Items from a figure collection —
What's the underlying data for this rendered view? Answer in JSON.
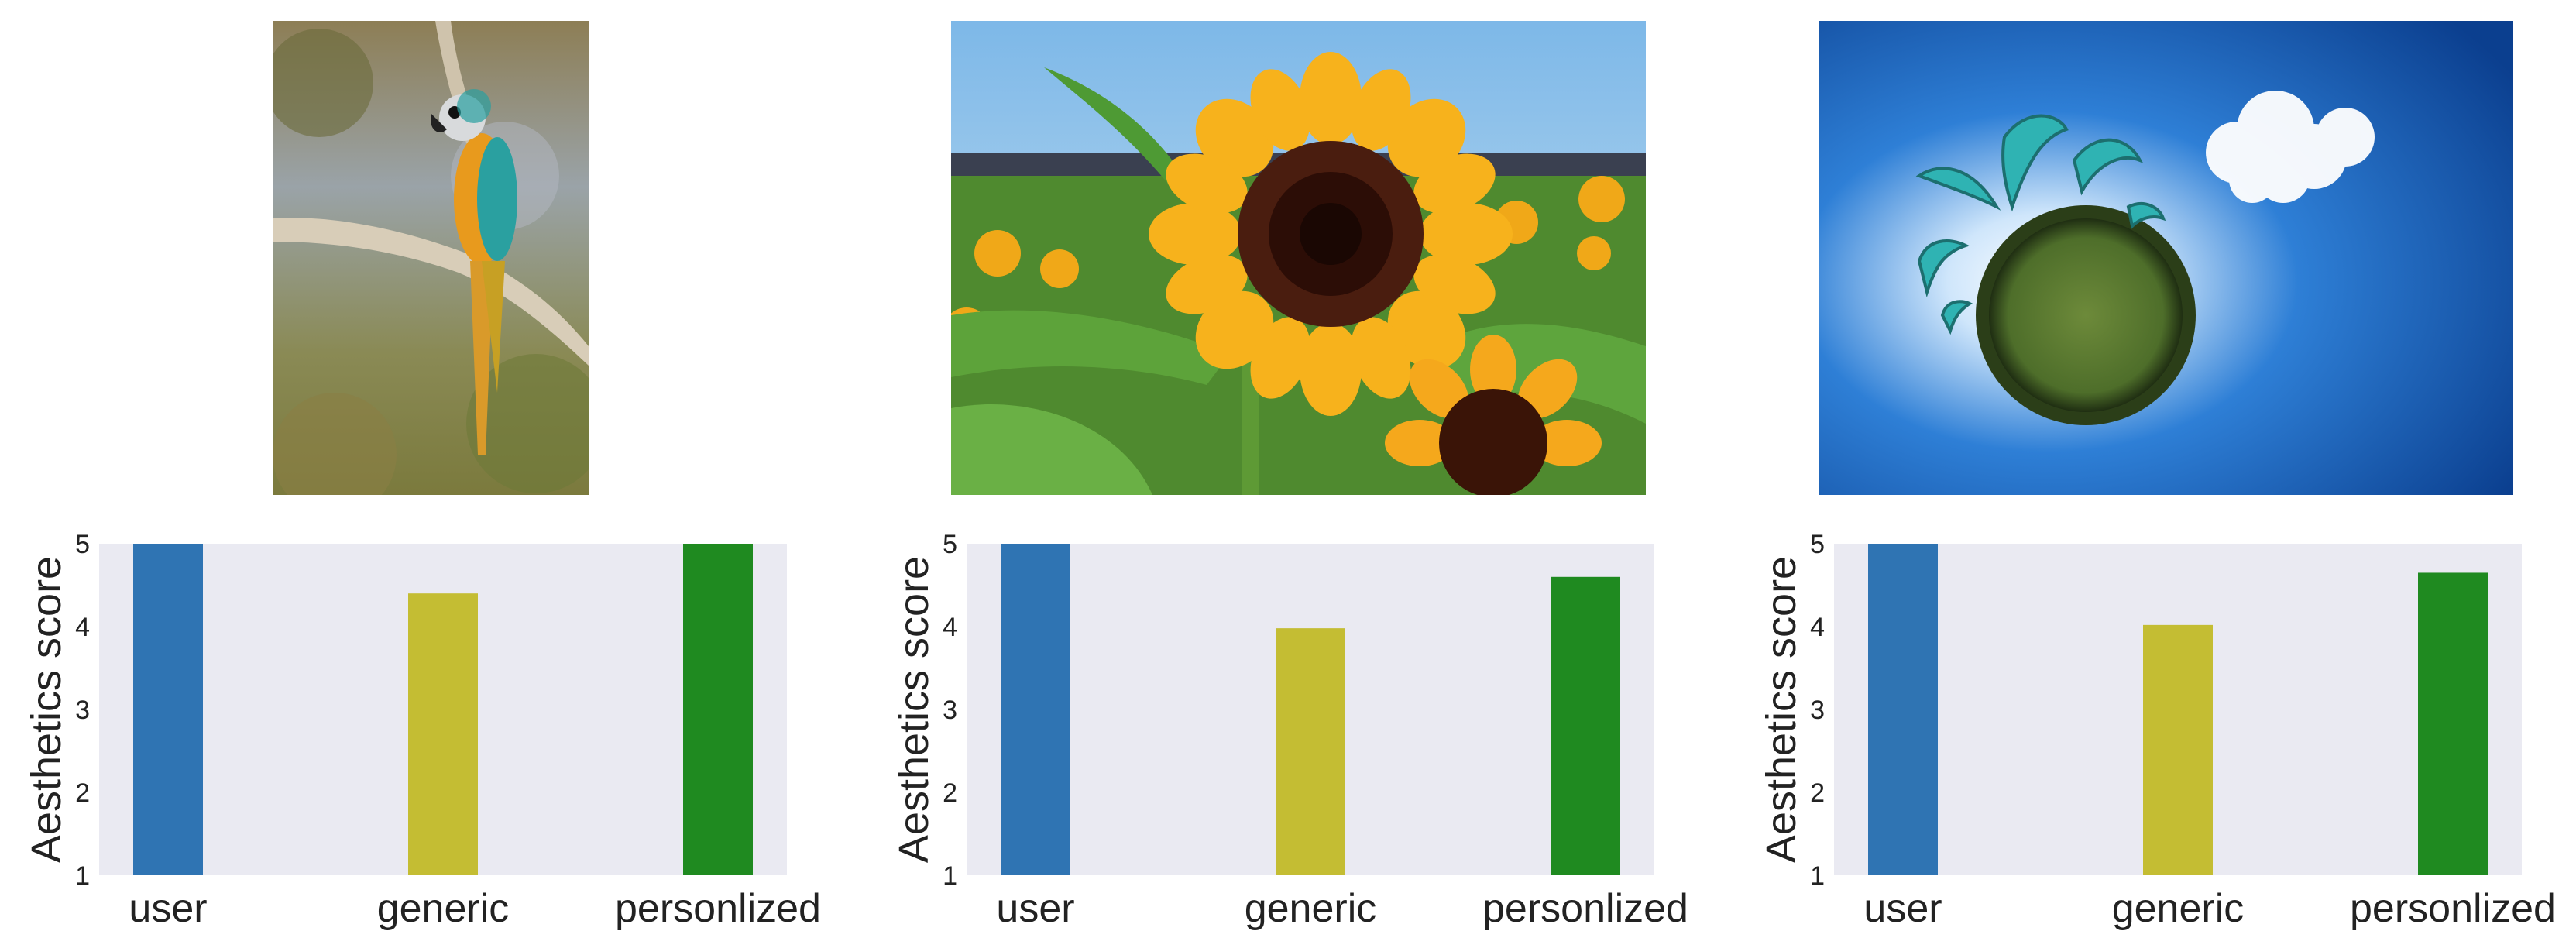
{
  "photos": [
    {
      "subject": "parrot-on-branch"
    },
    {
      "subject": "sunflower"
    },
    {
      "subject": "little-planet-with-kites"
    }
  ],
  "chart_data": [
    {
      "type": "bar",
      "categories": [
        "user",
        "generic",
        "personlized"
      ],
      "values": [
        5.0,
        4.4,
        5.0
      ],
      "ylabel": "Aesthetics score",
      "ylim": [
        1,
        5
      ],
      "yticks": [
        "1",
        "2",
        "3",
        "4",
        "5"
      ],
      "colors": [
        "#2f74b3",
        "#c4bd33",
        "#1f8a20"
      ],
      "background": "#eaeaf2",
      "grid": false
    },
    {
      "type": "bar",
      "categories": [
        "user",
        "generic",
        "personlized"
      ],
      "values": [
        5.0,
        3.98,
        4.6
      ],
      "ylabel": "Aesthetics score",
      "ylim": [
        1,
        5
      ],
      "yticks": [
        "1",
        "2",
        "3",
        "4",
        "5"
      ],
      "colors": [
        "#2f74b3",
        "#c4bd33",
        "#1f8a20"
      ],
      "background": "#eaeaf2",
      "grid": false
    },
    {
      "type": "bar",
      "categories": [
        "user",
        "generic",
        "personlized"
      ],
      "values": [
        5.0,
        4.02,
        4.65
      ],
      "ylabel": "Aesthetics score",
      "ylim": [
        1,
        5
      ],
      "yticks": [
        "1",
        "2",
        "3",
        "4",
        "5"
      ],
      "colors": [
        "#2f74b3",
        "#c4bd33",
        "#1f8a20"
      ],
      "background": "#eaeaf2",
      "grid": false
    }
  ]
}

Exercise aim —
The listing above must be printed again exactly, minus its pictures.

Solution below —
What's the underlying data for this rendered view? Answer in JSON.
{
  "photos": [
    {
      "subject": "parrot-on-branch"
    },
    {
      "subject": "sunflower"
    },
    {
      "subject": "little-planet-with-kites"
    }
  ],
  "chart_data": [
    {
      "type": "bar",
      "categories": [
        "user",
        "generic",
        "personlized"
      ],
      "values": [
        5.0,
        4.4,
        5.0
      ],
      "ylabel": "Aesthetics score",
      "ylim": [
        1,
        5
      ],
      "yticks": [
        "1",
        "2",
        "3",
        "4",
        "5"
      ],
      "colors": [
        "#2f74b3",
        "#c4bd33",
        "#1f8a20"
      ],
      "background": "#eaeaf2",
      "grid": false
    },
    {
      "type": "bar",
      "categories": [
        "user",
        "generic",
        "personlized"
      ],
      "values": [
        5.0,
        3.98,
        4.6
      ],
      "ylabel": "Aesthetics score",
      "ylim": [
        1,
        5
      ],
      "yticks": [
        "1",
        "2",
        "3",
        "4",
        "5"
      ],
      "colors": [
        "#2f74b3",
        "#c4bd33",
        "#1f8a20"
      ],
      "background": "#eaeaf2",
      "grid": false
    },
    {
      "type": "bar",
      "categories": [
        "user",
        "generic",
        "personlized"
      ],
      "values": [
        5.0,
        4.02,
        4.65
      ],
      "ylabel": "Aesthetics score",
      "ylim": [
        1,
        5
      ],
      "yticks": [
        "1",
        "2",
        "3",
        "4",
        "5"
      ],
      "colors": [
        "#2f74b3",
        "#c4bd33",
        "#1f8a20"
      ],
      "background": "#eaeaf2",
      "grid": false
    }
  ]
}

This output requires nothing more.